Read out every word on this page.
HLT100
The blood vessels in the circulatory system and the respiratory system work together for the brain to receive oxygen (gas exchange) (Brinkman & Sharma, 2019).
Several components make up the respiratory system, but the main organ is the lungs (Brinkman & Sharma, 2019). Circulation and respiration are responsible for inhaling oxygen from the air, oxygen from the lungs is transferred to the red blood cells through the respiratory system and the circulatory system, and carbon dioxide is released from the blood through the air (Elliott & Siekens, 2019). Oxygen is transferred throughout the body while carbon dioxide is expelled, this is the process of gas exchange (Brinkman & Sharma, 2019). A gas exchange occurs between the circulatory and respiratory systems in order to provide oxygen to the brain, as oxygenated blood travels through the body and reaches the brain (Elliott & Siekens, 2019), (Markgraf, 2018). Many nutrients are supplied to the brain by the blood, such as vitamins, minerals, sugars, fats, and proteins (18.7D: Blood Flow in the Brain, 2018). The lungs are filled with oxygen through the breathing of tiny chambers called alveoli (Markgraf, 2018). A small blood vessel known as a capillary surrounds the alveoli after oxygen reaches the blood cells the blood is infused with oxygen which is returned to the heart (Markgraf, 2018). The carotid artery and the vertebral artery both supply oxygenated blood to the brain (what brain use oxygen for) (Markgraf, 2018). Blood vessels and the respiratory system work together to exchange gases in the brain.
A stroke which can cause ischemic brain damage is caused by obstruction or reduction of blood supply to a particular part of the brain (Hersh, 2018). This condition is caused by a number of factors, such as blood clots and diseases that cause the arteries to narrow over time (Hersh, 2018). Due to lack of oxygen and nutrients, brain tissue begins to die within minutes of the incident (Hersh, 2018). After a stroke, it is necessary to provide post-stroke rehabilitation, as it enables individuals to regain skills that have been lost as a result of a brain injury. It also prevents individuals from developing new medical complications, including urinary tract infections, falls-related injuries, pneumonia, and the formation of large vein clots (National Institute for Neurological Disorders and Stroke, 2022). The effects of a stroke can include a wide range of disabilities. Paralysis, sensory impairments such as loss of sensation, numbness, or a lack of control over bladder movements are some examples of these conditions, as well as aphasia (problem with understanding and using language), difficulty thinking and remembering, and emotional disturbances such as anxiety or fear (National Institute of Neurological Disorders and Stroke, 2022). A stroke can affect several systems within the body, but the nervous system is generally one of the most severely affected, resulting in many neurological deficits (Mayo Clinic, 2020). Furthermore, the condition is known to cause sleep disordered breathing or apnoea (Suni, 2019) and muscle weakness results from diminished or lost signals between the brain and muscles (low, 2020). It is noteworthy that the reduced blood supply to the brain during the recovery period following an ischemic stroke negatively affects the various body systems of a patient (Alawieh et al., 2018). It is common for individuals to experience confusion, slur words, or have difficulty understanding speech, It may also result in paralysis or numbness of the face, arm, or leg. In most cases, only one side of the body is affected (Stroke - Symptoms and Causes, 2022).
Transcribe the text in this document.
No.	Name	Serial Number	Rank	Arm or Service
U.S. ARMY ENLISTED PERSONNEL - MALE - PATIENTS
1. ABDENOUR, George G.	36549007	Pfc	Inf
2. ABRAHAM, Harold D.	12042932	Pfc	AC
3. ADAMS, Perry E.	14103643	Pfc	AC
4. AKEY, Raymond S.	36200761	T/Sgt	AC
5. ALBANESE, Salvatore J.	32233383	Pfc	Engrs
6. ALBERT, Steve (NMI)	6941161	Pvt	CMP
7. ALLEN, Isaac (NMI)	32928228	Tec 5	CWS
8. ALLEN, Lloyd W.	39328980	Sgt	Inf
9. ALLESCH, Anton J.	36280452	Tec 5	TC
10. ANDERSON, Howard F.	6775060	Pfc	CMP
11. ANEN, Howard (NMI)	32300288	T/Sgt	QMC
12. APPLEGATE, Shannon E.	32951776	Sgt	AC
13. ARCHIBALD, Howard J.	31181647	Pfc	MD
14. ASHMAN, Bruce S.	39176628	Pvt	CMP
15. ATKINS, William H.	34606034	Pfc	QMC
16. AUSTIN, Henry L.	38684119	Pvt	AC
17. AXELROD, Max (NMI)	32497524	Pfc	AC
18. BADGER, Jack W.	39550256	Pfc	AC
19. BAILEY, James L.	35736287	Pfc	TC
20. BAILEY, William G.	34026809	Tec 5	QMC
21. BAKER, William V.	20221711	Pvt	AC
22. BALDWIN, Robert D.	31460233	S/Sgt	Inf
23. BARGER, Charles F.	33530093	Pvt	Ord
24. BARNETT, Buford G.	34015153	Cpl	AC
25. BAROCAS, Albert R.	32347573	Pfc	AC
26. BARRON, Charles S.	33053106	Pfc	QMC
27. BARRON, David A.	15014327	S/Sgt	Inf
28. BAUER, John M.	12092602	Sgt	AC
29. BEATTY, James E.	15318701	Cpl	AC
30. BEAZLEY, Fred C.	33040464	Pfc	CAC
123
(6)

################

Return the lines from the line containing "Transcribe the text in this document." to the end of the entries above, exactly as they appear and with no other output.

**SOLUTION FOR THIS PROBLEM**.
Transcribe the text in this document.
No.	Name	Serial Number	Rank	Arm or Service
U.S. ARMY ENLISTED PERSONNEL - MALE - PATIENTS
1. ABDENOUR, George G.	36549007	Pfc	Inf
2. ABRAHAM, Harold D.	12042932	Pfc	AC
3. ADAMS, Perry E.	14103643	Pfc	AC
4. AKEY, Raymond S.	36200761	T/Sgt	AC
5. ALBANESE, Salvatore J.	32233383	Pfc	Engrs
6. ALBERT, Steve (NMI)	6941161	Pvt	CMP
7. ALLEN, Isaac (NMI)	32928228	Tec 5	CWS
8. ALLEN, Lloyd W.	39328980	Sgt	Inf
9. ALLESCH, Anton J.	36280452	Tec 5	TC
10. ANDERSON, Howard F.	6775060	Pfc	CMP
11. ANEN, Howard (NMI)	32300288	T/Sgt	QMC
12. APPLEGATE, Shannon E.	32951776	Sgt	AC
13. ARCHIBALD, Howard J.	31181647	Pfc	MD
14. ASHMAN, Bruce S.	39176628	Pvt	CMP
15. ATKINS, William H.	34606034	Pfc	QMC
16. AUSTIN, Henry L.	38684119	Pvt	AC
17. AXELROD, Max (NMI)	32497524	Pfc	AC
18. BADGER, Jack W.	39550256	Pfc	AC
19. BAILEY, James L.	35736287	Pfc	TC
20. BAILEY, William G.	34026809	Tec 5	QMC
21. BAKER, William V.	20221711	Pvt	AC
22. BALDWIN, Robert D.	31460233	S/Sgt	Inf
23. BARGER, Charles F.	33530093	Pvt	Ord
24. BARNETT, Buford G.	34015153	Cpl	AC
25. BAROCAS, Albert R.	32347573	Pfc	AC
26. BARRON, Charles S.	33053106	Pfc	QMC
27. BARRON, David A.	15014327	S/Sgt	Inf
28. BAUER, John M.	12092602	Sgt	AC
29. BEATTY, James E.	15318701	Cpl	AC
30. BEAZLEY, Fred C.	33040464	Pfc	CAC
123
(6)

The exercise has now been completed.